= Written problem =
Repeat each line of the material exactly.
=== Provided information ===
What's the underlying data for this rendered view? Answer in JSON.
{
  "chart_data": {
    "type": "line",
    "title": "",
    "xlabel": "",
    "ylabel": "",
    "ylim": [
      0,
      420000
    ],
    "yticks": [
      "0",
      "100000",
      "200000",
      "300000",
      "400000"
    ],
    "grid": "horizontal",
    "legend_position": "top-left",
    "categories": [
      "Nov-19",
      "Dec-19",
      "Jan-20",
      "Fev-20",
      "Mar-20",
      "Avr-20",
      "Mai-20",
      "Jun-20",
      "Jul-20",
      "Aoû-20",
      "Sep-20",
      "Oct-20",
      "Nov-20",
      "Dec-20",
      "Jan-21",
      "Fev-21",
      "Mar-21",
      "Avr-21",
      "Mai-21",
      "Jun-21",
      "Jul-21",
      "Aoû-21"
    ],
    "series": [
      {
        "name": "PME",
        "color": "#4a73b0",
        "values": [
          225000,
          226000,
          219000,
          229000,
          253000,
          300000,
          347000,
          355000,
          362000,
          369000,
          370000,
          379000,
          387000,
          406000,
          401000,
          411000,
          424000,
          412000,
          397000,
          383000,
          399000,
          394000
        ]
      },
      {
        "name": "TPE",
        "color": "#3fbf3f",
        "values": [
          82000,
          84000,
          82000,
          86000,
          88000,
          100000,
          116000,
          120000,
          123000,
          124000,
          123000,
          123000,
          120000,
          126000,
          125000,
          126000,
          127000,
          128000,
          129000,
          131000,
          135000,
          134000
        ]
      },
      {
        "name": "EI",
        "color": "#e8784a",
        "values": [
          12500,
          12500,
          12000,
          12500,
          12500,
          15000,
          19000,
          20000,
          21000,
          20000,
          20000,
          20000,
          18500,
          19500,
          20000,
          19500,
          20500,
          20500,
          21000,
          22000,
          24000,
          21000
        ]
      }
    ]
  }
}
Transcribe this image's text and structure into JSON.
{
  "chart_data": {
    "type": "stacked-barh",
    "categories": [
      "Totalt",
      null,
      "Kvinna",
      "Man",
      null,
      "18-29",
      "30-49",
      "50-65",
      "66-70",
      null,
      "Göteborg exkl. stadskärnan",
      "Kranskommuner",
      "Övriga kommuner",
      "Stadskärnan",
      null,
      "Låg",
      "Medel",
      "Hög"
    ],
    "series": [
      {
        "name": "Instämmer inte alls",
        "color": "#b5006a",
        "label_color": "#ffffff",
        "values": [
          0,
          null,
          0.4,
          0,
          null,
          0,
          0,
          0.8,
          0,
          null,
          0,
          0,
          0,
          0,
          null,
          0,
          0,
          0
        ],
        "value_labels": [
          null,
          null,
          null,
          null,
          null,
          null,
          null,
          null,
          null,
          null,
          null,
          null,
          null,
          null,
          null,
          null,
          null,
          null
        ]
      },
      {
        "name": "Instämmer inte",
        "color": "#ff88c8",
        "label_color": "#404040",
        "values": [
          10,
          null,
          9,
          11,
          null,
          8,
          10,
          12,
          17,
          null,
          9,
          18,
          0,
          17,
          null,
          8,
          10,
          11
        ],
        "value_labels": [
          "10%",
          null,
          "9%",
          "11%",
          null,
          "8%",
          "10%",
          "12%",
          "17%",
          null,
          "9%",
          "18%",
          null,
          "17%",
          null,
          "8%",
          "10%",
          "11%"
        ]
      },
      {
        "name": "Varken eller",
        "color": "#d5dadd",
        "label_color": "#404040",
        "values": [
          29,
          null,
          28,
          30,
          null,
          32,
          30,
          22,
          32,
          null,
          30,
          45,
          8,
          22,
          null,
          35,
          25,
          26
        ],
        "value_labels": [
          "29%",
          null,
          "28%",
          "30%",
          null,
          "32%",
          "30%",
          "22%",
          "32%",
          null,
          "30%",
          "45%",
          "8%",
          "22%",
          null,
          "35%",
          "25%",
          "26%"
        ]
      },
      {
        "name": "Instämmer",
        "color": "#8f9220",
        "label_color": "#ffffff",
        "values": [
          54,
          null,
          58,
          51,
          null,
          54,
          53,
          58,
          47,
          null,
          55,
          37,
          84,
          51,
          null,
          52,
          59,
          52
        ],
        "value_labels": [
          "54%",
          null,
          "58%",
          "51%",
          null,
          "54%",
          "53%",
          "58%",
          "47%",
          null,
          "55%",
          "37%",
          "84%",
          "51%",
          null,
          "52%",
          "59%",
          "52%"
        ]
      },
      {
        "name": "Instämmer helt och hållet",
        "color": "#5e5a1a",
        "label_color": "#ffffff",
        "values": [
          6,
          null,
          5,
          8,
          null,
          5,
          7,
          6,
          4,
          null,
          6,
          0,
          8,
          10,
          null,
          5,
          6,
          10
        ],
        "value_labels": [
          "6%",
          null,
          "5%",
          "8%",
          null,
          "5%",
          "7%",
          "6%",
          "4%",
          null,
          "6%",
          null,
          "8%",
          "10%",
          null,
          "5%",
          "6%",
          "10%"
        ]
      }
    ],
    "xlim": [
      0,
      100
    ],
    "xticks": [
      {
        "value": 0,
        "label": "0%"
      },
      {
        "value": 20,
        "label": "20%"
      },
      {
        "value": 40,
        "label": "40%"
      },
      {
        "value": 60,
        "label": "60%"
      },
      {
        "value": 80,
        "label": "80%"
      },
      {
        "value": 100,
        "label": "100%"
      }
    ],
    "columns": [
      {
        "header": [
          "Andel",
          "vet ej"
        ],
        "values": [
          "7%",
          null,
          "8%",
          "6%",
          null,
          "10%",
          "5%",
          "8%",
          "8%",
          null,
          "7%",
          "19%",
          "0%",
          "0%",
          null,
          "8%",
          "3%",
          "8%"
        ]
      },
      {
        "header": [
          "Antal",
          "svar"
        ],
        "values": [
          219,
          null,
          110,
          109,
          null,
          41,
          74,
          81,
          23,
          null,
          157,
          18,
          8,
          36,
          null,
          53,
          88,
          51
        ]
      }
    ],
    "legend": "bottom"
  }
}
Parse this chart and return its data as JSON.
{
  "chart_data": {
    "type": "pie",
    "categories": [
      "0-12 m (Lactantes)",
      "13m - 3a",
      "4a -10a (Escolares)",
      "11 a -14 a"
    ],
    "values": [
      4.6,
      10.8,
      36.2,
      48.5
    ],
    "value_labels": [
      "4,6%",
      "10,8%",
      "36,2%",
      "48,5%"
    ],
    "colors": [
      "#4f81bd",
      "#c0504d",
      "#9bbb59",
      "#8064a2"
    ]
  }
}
===
= Task response =
What's the underlying data for this rendered view? Answer in JSON.
{
  "chart_data": {
    "type": "line",
    "title": "",
    "xlabel": "",
    "ylabel": "",
    "ylim": [
      0,
      420000
    ],
    "yticks": [
      "0",
      "100000",
      "200000",
      "300000",
      "400000"
    ],
    "grid": "horizontal",
    "legend_position": "top-left",
    "categories": [
      "Nov-19",
      "Dec-19",
      "Jan-20",
      "Fev-20",
      "Mar-20",
      "Avr-20",
      "Mai-20",
      "Jun-20",
      "Jul-20",
      "Aoû-20",
      "Sep-20",
      "Oct-20",
      "Nov-20",
      "Dec-20",
      "Jan-21",
      "Fev-21",
      "Mar-21",
      "Avr-21",
      "Mai-21",
      "Jun-21",
      "Jul-21",
      "Aoû-21"
    ],
    "series": [
      {
        "name": "PME",
        "color": "#4a73b0",
        "values": [
          225000,
          226000,
          219000,
          229000,
          253000,
          300000,
          347000,
          355000,
          362000,
          369000,
          370000,
          379000,
          387000,
          406000,
          401000,
          411000,
          424000,
          412000,
          397000,
          383000,
          399000,
          394000
        ]
      },
      {
        "name": "TPE",
        "color": "#3fbf3f",
        "values": [
          82000,
          84000,
          82000,
          86000,
          88000,
          100000,
          116000,
          120000,
          123000,
          124000,
          123000,
          123000,
          120000,
          126000,
          125000,
          126000,
          127000,
          128000,
          129000,
          131000,
          135000,
          134000
        ]
      },
      {
        "name": "EI",
        "color": "#e8784a",
        "values": [
          12500,
          12500,
          12000,
          12500,
          12500,
          15000,
          19000,
          20000,
          21000,
          20000,
          20000,
          20000,
          18500,
          19500,
          20000,
          19500,
          20500,
          20500,
          21000,
          22000,
          24000,
          21000
        ]
      }
    ]
  }
}
Transcribe this image's text and structure into JSON.
{
  "chart_data": {
    "type": "stacked-barh",
    "categories": [
      "Totalt",
      null,
      "Kvinna",
      "Man",
      null,
      "18-29",
      "30-49",
      "50-65",
      "66-70",
      null,
      "Göteborg exkl. stadskärnan",
      "Kranskommuner",
      "Övriga kommuner",
      "Stadskärnan",
      null,
      "Låg",
      "Medel",
      "Hög"
    ],
    "series": [
      {
        "name": "Instämmer inte alls",
        "color": "#b5006a",
        "label_color": "#ffffff",
        "values": [
          0,
          null,
          0.4,
          0,
          null,
          0,
          0,
          0.8,
          0,
          null,
          0,
          0,
          0,
          0,
          null,
          0,
          0,
          0
        ],
        "value_labels": [
          null,
          null,
          null,
          null,
          null,
          null,
          null,
          null,
          null,
          null,
          null,
          null,
          null,
          null,
          null,
          null,
          null,
          null
        ]
      },
      {
        "name": "Instämmer inte",
        "color": "#ff88c8",
        "label_color": "#404040",
        "values": [
          10,
          null,
          9,
          11,
          null,
          8,
          10,
          12,
          17,
          null,
          9,
          18,
          0,
          17,
          null,
          8,
          10,
          11
        ],
        "value_labels": [
          "10%",
          null,
          "9%",
          "11%",
          null,
          "8%",
          "10%",
          "12%",
          "17%",
          null,
          "9%",
          "18%",
          null,
          "17%",
          null,
          "8%",
          "10%",
          "11%"
        ]
      },
      {
        "name": "Varken eller",
        "color": "#d5dadd",
        "label_color": "#404040",
        "values": [
          29,
          null,
          28,
          30,
          null,
          32,
          30,
          22,
          32,
          null,
          30,
          45,
          8,
          22,
          null,
          35,
          25,
          26
        ],
        "value_labels": [
          "29%",
          null,
          "28%",
          "30%",
          null,
          "32%",
          "30%",
          "22%",
          "32%",
          null,
          "30%",
          "45%",
          "8%",
          "22%",
          null,
          "35%",
          "25%",
          "26%"
        ]
      },
      {
        "name": "Instämmer",
        "color": "#8f9220",
        "label_color": "#ffffff",
        "values": [
          54,
          null,
          58,
          51,
          null,
          54,
          53,
          58,
          47,
          null,
          55,
          37,
          84,
          51,
          null,
          52,
          59,
          52
        ],
        "value_labels": [
          "54%",
          null,
          "58%",
          "51%",
          null,
          "54%",
          "53%",
          "58%",
          "47%",
          null,
          "55%",
          "37%",
          "84%",
          "51%",
          null,
          "52%",
          "59%",
          "52%"
        ]
      },
      {
        "name": "Instämmer helt och hållet",
        "color": "#5e5a1a",
        "label_color": "#ffffff",
        "values": [
          6,
          null,
          5,
          8,
          null,
          5,
          7,
          6,
          4,
          null,
          6,
          0,
          8,
          10,
          null,
          5,
          6,
          10
        ],
        "value_labels": [
          "6%",
          null,
          "5%",
          "8%",
          null,
          "5%",
          "7%",
          "6%",
          "4%",
          null,
          "6%",
          null,
          "8%",
          "10%",
          null,
          "5%",
          "6%",
          "10%"
        ]
      }
    ],
    "xlim": [
      0,
      100
    ],
    "xticks": [
      {
        "value": 0,
        "label": "0%"
      },
      {
        "value": 20,
        "label": "20%"
      },
      {
        "value": 40,
        "label": "40%"
      },
      {
        "value": 60,
        "label": "60%"
      },
      {
        "value": 80,
        "label": "80%"
      },
      {
        "value": 100,
        "label": "100%"
      }
    ],
    "columns": [
      {
        "header": [
          "Andel",
          "vet ej"
        ],
        "values": [
          "7%",
          null,
          "8%",
          "6%",
          null,
          "10%",
          "5%",
          "8%",
          "8%",
          null,
          "7%",
          "19%",
          "0%",
          "0%",
          null,
          "8%",
          "3%",
          "8%"
        ]
      },
      {
        "header": [
          "Antal",
          "svar"
        ],
        "values": [
          219,
          null,
          110,
          109,
          null,
          41,
          74,
          81,
          23,
          null,
          157,
          18,
          8,
          36,
          null,
          53,
          88,
          51
        ]
      }
    ],
    "legend": "bottom"
  }
}
Parse this chart and return its data as JSON.
{
  "chart_data": {
    "type": "pie",
    "categories": [
      "0-12 m (Lactantes)",
      "13m - 3a",
      "4a -10a (Escolares)",
      "11 a -14 a"
    ],
    "values": [
      4.6,
      10.8,
      36.2,
      48.5
    ],
    "value_labels": [
      "4,6%",
      "10,8%",
      "36,2%",
      "48,5%"
    ],
    "colors": [
      "#4f81bd",
      "#c0504d",
      "#9bbb59",
      "#8064a2"
    ]
  }
}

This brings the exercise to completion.